Given problem 1 ::
Repeat the passage of the sub-model text starting at "In one or more embodiments, integrating" and ending at "predict their creditworthiness.", substituting "credit risk" for "creditworthiness".
Given problem 2 ::
According to the sub-model text, why are the selected sub-models adjusted based on how they perform on a validation dataset?

Text excerpt ::
<<<<

In one or more embodiments, sub-model evaluation includes assessing the model's accuracy, precision, and other relevant metrics on a validation dataset. For example, the high confidence sub-model would be evaluated based on its ability to identify customers who are very likely to be creditworthy.
In one or more embodiments, integrating the sub-models includes integrating all of the selected sub-models into a cohesive, or completed, system. In the completed system, when a user provide an input, a first layer of the system determines which sub-model(s) should be utilized to make a prediction based on the input. As discussed above, each sub-model may be specialized for certain subsets of data. For example, when a new customer's data is input into a completed model that predicts creditworthiness, the completed system first determines which sub-model's confidence range the customer's data falls into and uses the appropriate sub-model to predict their creditworthiness.
In one or more embodiments, conformal prediction adjustments includes adjusting the selected sub-models based on their performance on a validation dataset. Doing so may enhance the reliability of the confidence levels of each sub-model. For example, if a medium confidence sub-model is found to be too conservative, its confidence thresholds might be adjusted to better reflect its actual predictive capabilities.
In one or more embodiments, the feedback loop includes monitoring (e.g., continuously or at discrete intervals) each of the sub-models as they encounter new data inputs. In one or more embodiments, the conformal prediction threshold are adjusted based on the new data inputs, as new collected data becomes available, or a combination thereof, to enable each sub-model to evolve and adapt to new data over time.
214 In one or more embodiments, the adaptive decomposer () includes functionality provide adaptive decomposition to dynamically restructure one or more sub-models, which may optimize its performance and/or maintain or increase its accuracy over time. In one or more embodiments, the adaptive decomposition includes one or more of the following steps: performance monitoring, identification of drift and/or shift, adaptive adjustments, decomposition, data re-segmentation, sub-model merging or splitting, reevaluation and integration, and a feedback loop.

>>>>

(Element location data)
<<<<

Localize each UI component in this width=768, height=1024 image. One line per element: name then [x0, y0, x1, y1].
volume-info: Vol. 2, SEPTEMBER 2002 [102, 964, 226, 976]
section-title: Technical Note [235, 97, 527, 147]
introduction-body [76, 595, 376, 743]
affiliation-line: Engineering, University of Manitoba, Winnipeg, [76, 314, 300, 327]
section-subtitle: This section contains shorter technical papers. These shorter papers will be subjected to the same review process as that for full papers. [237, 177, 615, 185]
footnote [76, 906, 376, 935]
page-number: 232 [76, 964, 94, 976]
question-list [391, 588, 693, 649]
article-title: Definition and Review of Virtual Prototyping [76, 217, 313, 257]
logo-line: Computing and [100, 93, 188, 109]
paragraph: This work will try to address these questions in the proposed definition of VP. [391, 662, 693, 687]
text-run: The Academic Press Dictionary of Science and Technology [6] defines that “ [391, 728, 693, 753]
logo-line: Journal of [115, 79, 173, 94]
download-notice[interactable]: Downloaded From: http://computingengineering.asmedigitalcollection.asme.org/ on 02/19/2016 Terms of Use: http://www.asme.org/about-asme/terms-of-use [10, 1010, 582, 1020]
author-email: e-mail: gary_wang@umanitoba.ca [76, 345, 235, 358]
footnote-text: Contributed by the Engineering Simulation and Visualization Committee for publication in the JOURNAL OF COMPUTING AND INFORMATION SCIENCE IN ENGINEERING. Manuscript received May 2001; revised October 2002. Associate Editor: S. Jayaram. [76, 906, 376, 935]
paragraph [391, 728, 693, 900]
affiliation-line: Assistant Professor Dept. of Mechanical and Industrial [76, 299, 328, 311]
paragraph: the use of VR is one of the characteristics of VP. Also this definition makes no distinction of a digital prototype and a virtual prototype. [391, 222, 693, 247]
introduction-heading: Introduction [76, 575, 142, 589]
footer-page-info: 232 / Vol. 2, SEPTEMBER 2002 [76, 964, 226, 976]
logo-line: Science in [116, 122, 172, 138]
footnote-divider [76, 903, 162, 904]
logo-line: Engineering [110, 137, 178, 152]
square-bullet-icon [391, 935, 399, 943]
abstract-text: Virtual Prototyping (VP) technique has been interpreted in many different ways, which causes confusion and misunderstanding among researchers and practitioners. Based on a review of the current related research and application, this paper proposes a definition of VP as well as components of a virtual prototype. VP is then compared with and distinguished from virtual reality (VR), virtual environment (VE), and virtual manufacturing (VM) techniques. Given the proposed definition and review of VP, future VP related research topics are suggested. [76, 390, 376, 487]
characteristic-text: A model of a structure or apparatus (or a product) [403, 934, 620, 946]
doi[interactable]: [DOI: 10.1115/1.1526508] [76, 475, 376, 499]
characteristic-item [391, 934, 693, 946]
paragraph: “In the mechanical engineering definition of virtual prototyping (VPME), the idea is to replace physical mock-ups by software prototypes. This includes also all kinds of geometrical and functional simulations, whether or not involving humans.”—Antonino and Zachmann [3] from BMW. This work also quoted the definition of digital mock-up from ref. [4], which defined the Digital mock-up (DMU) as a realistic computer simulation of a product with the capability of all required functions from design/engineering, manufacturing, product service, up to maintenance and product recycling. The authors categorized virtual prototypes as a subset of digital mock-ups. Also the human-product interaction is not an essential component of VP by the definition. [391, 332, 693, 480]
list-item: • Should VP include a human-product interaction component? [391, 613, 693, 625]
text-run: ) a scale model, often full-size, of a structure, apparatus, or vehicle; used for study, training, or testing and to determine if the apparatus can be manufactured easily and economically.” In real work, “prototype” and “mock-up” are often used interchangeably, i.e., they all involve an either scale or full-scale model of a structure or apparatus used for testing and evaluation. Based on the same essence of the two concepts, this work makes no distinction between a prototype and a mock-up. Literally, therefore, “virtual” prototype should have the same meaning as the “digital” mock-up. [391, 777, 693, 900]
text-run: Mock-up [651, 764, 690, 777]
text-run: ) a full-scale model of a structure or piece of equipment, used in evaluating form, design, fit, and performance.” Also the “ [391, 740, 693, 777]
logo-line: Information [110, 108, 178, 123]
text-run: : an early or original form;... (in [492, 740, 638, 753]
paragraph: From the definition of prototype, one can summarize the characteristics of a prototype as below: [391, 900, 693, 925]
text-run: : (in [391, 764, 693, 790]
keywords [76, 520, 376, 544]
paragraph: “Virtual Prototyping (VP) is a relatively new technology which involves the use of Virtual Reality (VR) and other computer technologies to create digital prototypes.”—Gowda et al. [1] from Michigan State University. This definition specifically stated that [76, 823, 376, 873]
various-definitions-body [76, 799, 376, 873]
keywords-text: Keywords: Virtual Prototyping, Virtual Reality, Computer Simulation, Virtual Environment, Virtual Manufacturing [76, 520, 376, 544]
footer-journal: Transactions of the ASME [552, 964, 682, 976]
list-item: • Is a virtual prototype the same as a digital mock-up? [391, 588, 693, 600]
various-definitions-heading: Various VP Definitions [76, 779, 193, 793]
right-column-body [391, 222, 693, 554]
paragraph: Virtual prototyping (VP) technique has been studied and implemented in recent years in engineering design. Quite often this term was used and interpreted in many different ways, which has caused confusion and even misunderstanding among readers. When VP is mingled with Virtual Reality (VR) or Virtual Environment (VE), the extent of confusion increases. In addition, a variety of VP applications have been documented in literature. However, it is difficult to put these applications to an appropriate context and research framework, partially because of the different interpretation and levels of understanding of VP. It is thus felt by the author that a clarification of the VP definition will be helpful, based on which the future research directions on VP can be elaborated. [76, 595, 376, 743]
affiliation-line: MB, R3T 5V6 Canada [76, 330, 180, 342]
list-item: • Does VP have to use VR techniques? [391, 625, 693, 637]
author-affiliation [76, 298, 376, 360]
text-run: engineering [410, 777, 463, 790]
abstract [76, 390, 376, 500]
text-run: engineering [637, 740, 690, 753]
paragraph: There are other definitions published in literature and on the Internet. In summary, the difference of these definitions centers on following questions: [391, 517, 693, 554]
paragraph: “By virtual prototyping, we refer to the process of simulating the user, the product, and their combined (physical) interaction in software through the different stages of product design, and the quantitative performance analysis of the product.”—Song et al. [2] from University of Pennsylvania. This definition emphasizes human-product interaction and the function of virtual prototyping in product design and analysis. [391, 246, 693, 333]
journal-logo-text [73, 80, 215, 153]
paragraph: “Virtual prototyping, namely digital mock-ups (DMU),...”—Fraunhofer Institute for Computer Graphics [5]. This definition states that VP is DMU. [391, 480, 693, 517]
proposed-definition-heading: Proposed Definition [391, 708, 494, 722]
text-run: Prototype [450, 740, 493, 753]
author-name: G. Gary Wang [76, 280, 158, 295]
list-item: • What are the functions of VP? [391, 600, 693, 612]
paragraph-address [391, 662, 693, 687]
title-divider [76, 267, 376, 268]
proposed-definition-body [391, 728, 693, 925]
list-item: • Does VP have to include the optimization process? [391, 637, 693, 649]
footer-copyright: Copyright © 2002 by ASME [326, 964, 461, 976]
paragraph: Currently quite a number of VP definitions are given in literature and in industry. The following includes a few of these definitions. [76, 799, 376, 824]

>>>>

Exercise output 1 ::
In one or more embodiments, integrating the sub-models includes integrating all of the selected sub-models into a cohesive, or completed, system. In the completed system, when a user provide an input, a first layer of the system determines which sub-model(s) should be utilized to make a prediction based on the input. As discussed above, each sub-model may be specialized for certain subsets of data. For example, when a new customer's data is input into a completed model that predicts credit risk, the completed system first determines which sub-model's confidence range the customer's data falls into and uses the appropriate sub-model to predict their credit risk.

Exercise output 2 ::
This adjustment may make the confidence levels of each sub-model more reliable. For example, a medium confidence sub-model that turns out to be too conservative might have its confidence thresholds changed to better match what it can actually predict.